Request
Could you put every line of the material into a numbered list, leaving out any blank lines?

Extracted records
>> Start

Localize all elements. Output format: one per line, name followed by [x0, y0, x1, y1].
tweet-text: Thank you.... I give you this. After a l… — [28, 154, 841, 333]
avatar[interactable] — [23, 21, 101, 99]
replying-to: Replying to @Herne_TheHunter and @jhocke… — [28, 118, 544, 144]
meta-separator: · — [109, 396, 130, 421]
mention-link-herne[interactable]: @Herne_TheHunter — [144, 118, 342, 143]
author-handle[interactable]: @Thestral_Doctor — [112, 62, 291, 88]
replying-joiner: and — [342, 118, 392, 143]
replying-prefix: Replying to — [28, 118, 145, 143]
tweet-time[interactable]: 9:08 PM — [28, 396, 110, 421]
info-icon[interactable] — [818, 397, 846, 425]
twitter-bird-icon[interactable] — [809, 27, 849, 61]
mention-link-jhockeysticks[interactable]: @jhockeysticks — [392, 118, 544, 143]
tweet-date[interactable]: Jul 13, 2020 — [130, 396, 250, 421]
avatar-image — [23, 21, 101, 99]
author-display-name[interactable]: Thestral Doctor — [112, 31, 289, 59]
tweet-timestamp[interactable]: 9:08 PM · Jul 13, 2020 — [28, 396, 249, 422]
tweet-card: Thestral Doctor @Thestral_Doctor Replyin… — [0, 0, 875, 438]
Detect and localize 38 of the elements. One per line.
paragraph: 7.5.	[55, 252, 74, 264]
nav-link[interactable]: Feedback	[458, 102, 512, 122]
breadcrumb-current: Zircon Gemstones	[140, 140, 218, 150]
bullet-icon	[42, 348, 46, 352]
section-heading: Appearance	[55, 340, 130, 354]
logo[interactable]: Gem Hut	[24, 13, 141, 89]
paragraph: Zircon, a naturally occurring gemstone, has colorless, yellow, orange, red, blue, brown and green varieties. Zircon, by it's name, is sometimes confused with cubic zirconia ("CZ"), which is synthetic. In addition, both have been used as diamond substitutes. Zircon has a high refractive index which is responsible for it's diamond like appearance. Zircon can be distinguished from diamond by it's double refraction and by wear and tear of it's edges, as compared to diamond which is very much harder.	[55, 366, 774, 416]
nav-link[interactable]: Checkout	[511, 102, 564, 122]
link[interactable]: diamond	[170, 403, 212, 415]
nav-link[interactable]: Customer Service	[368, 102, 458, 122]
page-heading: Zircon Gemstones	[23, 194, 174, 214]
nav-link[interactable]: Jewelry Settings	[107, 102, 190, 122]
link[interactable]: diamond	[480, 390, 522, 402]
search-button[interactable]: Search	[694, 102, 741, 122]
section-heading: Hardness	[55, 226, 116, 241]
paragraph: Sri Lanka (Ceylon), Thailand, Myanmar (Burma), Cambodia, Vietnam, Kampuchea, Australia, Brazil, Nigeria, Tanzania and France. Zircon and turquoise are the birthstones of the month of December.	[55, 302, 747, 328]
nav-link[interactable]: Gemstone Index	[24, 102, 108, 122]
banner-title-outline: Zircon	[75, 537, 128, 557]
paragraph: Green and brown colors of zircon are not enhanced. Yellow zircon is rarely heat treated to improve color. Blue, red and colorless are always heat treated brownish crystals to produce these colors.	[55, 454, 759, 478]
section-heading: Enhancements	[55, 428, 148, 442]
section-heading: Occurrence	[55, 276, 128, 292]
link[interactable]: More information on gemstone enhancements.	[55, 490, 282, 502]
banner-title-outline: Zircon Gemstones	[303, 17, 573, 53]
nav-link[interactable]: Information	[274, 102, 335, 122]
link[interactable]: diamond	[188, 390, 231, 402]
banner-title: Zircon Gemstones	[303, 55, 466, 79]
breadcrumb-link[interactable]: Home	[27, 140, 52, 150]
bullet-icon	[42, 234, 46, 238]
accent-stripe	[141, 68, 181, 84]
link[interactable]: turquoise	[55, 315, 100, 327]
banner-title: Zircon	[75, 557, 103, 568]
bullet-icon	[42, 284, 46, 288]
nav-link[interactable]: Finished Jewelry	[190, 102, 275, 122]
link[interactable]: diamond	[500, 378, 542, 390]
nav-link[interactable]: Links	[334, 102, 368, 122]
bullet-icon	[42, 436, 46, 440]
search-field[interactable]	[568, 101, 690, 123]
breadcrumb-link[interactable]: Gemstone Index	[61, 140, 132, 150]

>> End

Solution below
1. Localize all elements. Output format: one per line, name followed by [x0, y0, x1, y1].
2. tweet-text: Thank you.... I give you this. After a l… — [28, 154, 841, 333]
3. avatar[interactable] — [23, 21, 101, 99]
4. replying-to: Replying to @Herne_TheHunter and @jhocke… — [28, 118, 544, 144]
5. meta-separator: · — [109, 396, 130, 421]
6. mention-link-herne[interactable]: @Herne_TheHunter — [144, 118, 342, 143]
7. author-handle[interactable]: @Thestral_Doctor — [112, 62, 291, 88]
8. replying-joiner: and — [342, 118, 392, 143]
9. replying-prefix: Replying to — [28, 118, 145, 143]
10. tweet-time[interactable]: 9:08 PM — [28, 396, 110, 421]
11. info-icon[interactable] — [818, 397, 846, 425]
12. twitter-bird-icon[interactable] — [809, 27, 849, 61]
13. mention-link-jhockeysticks[interactable]: @jhockeysticks — [392, 118, 544, 143]
14. tweet-date[interactable]: Jul 13, 2020 — [130, 396, 250, 421]
15. avatar-image — [23, 21, 101, 99]
16. author-display-name[interactable]: Thestral Doctor — [112, 31, 289, 59]
17. tweet-timestamp[interactable]: 9:08 PM · Jul 13, 2020 — [28, 396, 249, 422]
18. tweet-card: Thestral Doctor @Thestral_Doctor Replyin… — [0, 0, 875, 438]
19. Detect and localize 38 of the elements. One per line.
20. paragraph: 7.5.	[55, 252, 74, 264]
21. nav-link[interactable]: Feedback	[458, 102, 512, 122]
22. breadcrumb-current: Zircon Gemstones	[140, 140, 218, 150]
23. bullet-icon	[42, 348, 46, 352]
24. section-heading: Appearance	[55, 340, 130, 354]
25. logo[interactable]: Gem Hut	[24, 13, 141, 89]
26. paragraph: Zircon, a naturally occurring gemstone, has colorless, yellow, orange, red, blue, brown and green varieties. Zircon, by it's name, is sometimes confused with cubic zirconia ("CZ"), which is synthetic. In addition, both have been used as diamond substitutes. Zircon has a high refractive index which is responsible for it's diamond like appearance. Zircon can be distinguished from diamond by it's double refraction and by wear and tear of it's edges, as compared to diamond which is very much harder.	[55, 366, 774, 416]
27. nav-link[interactable]: Checkout	[511, 102, 564, 122]
28. link[interactable]: diamond	[170, 403, 212, 415]
29. nav-link[interactable]: Customer Service	[368, 102, 458, 122]
30. page-heading: Zircon Gemstones	[23, 194, 174, 214]
31. nav-link[interactable]: Jewelry Settings	[107, 102, 190, 122]
32. link[interactable]: diamond	[480, 390, 522, 402]
33. search-button[interactable]: Search	[694, 102, 741, 122]
34. section-heading: Hardness	[55, 226, 116, 241]
35. paragraph: Sri Lanka (Ceylon), Thailand, Myanmar (Burma), Cambodia, Vietnam, Kampuchea, Australia, Brazil, Nigeria, Tanzania and France. Zircon and turquoise are the birthstones of the month of December.	[55, 302, 747, 328]
36. nav-link[interactable]: Gemstone Index	[24, 102, 108, 122]
37. banner-title-outline: Zircon	[75, 537, 128, 557]
38. paragraph: Green and brown colors of zircon are not enhanced. Yellow zircon is rarely heat treated to improve color. Blue, red and colorless are always heat treated brownish crystals to produce these colors.	[55, 454, 759, 478]
39. section-heading: Enhancements	[55, 428, 148, 442]
40. section-heading: Occurrence	[55, 276, 128, 292]
41. link[interactable]: More information on gemstone enhancements.	[55, 490, 282, 502]
42. banner-title-outline: Zircon Gemstones	[303, 17, 573, 53]
43. nav-link[interactable]: Information	[274, 102, 335, 122]
44. link[interactable]: diamond	[188, 390, 231, 402]
45. banner-title: Zircon Gemstones	[303, 55, 466, 79]
46. breadcrumb-link[interactable]: Home	[27, 140, 52, 150]
47. bullet-icon	[42, 234, 46, 238]
48. accent-stripe	[141, 68, 181, 84]
49. link[interactable]: turquoise	[55, 315, 100, 327]
50. banner-title: Zircon	[75, 557, 103, 568]
51. bullet-icon	[42, 284, 46, 288]
52. nav-link[interactable]: Finished Jewelry	[190, 102, 275, 122]
53. link[interactable]: diamond	[500, 378, 542, 390]
54. nav-link[interactable]: Links	[334, 102, 368, 122]
55. bullet-icon	[42, 436, 46, 440]
56. search-field[interactable]	[568, 101, 690, 123]
57. breadcrumb-link[interactable]: Gemstone Index	[61, 140, 132, 150]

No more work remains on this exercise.